◆ Given instruction
Exactly reproduce the entries, dropping any pictures from your copy.

-- START --

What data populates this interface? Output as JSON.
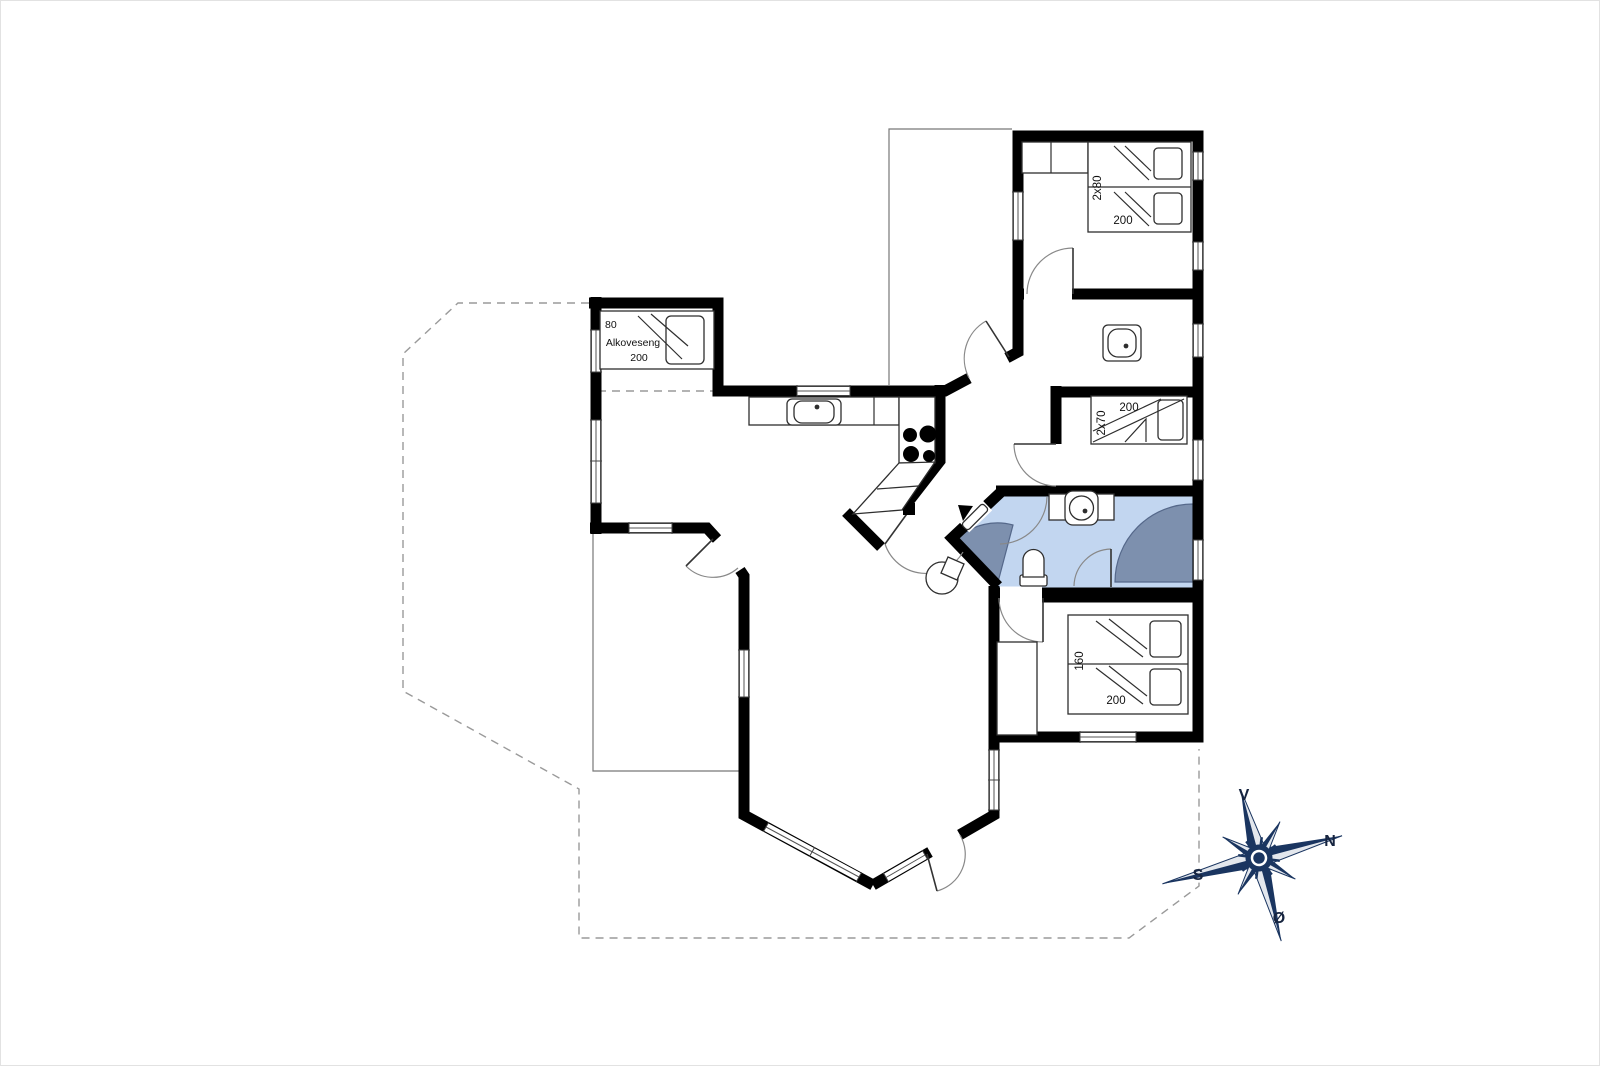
{
  "page": {
    "background": "#ffffff",
    "border_color": "#e2e2e2"
  },
  "plan": {
    "alcove_room": {
      "bed_width": "80",
      "bed_name": "Alkoveseng",
      "bed_length": "200"
    },
    "bedroom_top_right": {
      "bed_size": "2x80",
      "bed_length": "200"
    },
    "bedroom_bunk": {
      "bed_size": "2x70",
      "bed_length": "200"
    },
    "bedroom_double": {
      "bed_size": "160",
      "bed_length": "200"
    },
    "colors": {
      "wall": "#000000",
      "bathroom_floor": "#c2d6f0",
      "shower": "#7d90ae",
      "dashed_outline": "#9a9a9a",
      "thin_outline": "#777777",
      "door_arc": "#888888"
    }
  },
  "compass": {
    "top": "V",
    "right": "N",
    "left": "S",
    "bottom": "Ø",
    "color": "#1a3560",
    "label_color": "#16243f"
  }
}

-- END --

◆ Response for this exercise
What data populates this interface? Output as JSON.
{
  "page": {
    "background": "#ffffff",
    "border_color": "#e2e2e2"
  },
  "plan": {
    "alcove_room": {
      "bed_width": "80",
      "bed_name": "Alkoveseng",
      "bed_length": "200"
    },
    "bedroom_top_right": {
      "bed_size": "2x80",
      "bed_length": "200"
    },
    "bedroom_bunk": {
      "bed_size": "2x70",
      "bed_length": "200"
    },
    "bedroom_double": {
      "bed_size": "160",
      "bed_length": "200"
    },
    "colors": {
      "wall": "#000000",
      "bathroom_floor": "#c2d6f0",
      "shower": "#7d90ae",
      "dashed_outline": "#9a9a9a",
      "thin_outline": "#777777",
      "door_arc": "#888888"
    }
  },
  "compass": {
    "top": "V",
    "right": "N",
    "left": "S",
    "bottom": "Ø",
    "color": "#1a3560",
    "label_color": "#16243f"
  }
}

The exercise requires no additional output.